[Stored dataset items]

________________________

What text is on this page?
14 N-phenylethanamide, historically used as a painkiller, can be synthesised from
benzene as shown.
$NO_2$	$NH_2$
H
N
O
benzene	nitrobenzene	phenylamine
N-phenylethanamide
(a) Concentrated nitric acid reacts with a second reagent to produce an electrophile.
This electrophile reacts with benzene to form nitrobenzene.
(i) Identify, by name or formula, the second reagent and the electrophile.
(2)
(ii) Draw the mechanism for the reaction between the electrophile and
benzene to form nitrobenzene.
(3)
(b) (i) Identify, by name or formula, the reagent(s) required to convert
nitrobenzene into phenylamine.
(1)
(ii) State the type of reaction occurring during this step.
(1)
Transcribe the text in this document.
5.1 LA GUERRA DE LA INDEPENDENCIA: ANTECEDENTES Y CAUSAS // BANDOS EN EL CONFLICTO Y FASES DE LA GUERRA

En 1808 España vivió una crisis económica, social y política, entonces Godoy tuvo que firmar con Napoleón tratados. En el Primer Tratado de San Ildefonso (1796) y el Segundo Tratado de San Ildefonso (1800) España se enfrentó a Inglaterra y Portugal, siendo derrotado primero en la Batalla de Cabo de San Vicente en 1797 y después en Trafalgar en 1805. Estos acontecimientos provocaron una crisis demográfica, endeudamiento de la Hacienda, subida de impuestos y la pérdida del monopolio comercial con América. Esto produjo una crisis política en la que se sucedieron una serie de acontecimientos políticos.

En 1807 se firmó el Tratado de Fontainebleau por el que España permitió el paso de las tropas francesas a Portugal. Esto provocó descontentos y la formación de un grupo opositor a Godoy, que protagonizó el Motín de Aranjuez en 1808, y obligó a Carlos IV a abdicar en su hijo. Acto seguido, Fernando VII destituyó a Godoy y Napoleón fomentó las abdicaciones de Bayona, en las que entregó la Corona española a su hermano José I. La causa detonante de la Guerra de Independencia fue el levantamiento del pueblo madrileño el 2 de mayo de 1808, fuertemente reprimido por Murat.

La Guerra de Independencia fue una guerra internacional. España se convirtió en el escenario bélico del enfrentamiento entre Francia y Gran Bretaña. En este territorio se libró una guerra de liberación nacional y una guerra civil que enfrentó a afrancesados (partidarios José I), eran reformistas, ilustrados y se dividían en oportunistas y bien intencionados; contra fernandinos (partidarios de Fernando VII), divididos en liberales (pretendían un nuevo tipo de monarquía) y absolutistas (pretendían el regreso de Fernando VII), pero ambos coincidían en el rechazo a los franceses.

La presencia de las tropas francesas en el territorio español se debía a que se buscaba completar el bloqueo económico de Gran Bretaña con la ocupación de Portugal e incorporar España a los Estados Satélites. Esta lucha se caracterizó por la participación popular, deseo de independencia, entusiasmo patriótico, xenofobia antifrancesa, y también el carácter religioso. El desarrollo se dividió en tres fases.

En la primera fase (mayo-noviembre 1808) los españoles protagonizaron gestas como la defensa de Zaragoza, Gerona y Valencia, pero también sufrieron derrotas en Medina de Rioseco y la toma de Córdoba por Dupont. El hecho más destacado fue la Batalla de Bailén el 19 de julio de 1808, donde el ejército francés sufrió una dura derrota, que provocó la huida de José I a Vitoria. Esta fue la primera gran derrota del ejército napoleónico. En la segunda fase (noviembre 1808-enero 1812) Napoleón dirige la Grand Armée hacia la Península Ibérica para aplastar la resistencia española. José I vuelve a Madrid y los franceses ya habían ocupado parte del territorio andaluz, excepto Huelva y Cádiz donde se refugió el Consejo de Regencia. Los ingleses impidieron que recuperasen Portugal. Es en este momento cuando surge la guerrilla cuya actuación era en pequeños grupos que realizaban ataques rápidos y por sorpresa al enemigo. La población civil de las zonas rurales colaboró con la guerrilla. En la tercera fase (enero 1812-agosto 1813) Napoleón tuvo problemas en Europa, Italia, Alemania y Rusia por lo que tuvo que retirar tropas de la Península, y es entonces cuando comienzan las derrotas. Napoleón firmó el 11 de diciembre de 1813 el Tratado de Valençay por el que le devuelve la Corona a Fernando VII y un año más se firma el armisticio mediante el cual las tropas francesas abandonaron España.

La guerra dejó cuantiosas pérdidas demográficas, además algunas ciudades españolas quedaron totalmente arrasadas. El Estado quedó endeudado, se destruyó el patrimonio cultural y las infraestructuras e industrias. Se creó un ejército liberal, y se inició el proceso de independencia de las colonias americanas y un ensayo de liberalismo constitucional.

________________________

- _Problem to work on_:
Identify each line of the material where the word "mayo" shows up, and copy it.

- _Problem solution_:
En 1807 se firmó el Tratado de Fontainebleau por el que España permitió el paso de las tropas francesas a Portugal. Esto provocó descontentos y la formación de un grupo opositor a Godoy, que protagonizó el Motín de Aranjuez en 1808, y obligó a Carlos IV a abdicar en su hijo. Acto seguido, Fernando VII destituyó a Godoy y Napoleón fomentó las abdicaciones de Bayona, en las que entregó la Corona española a su hermano José I. La causa detonante de la Guerra de Independencia fue el levantamiento del pueblo madrileño el 2 de mayo de 1808, fuertemente reprimido por Murat.
En la primera fase (mayo-noviembre 1808) los españoles protagonizaron gestas como la defensa de Zaragoza, Gerona y Valencia, pero también sufrieron derrotas en Medina de Rioseco y la toma de Córdoba por Dupont. El hecho más destacado fue la Batalla de Bailén el 19 de julio de 1808, donde el ejército francés sufrió una dura derrota, que provocó la huida de José I a Vitoria. Esta fue la primera gran derrota del ejército napoleónico. En la segunda fase (noviembre 1808-enero 1812) Napoleón dirige la Grand Armée hacia la Península Ibérica para aplastar la resistencia española. José I vuelve a Madrid y los franceses ya habían ocupado parte del territorio andaluz, excepto Huelva y Cádiz donde se refugió el Consejo de Regencia. Los ingleses impidieron que recuperasen Portugal. Es en este momento cuando surge la guerrilla cuya actuación era en pequeños grupos que realizaban ataques rápidos y por sorpresa al enemigo. La población civil de las zonas rurales colaboró con la guerrilla. En la tercera fase (enero 1812-agosto 1813) Napoleón tuvo problemas en Europa, Italia, Alemania y Rusia por lo que tuvo que retirar tropas de la Península, y es entonces cuando comienzan las derrotas. Napoleón firmó el 11 de diciembre de 1813 el Tratado de Valençay por el que le devuelve la Corona a Fernando VII y un año más se firma el armisticio mediante el cual las tropas francesas abandonaron España.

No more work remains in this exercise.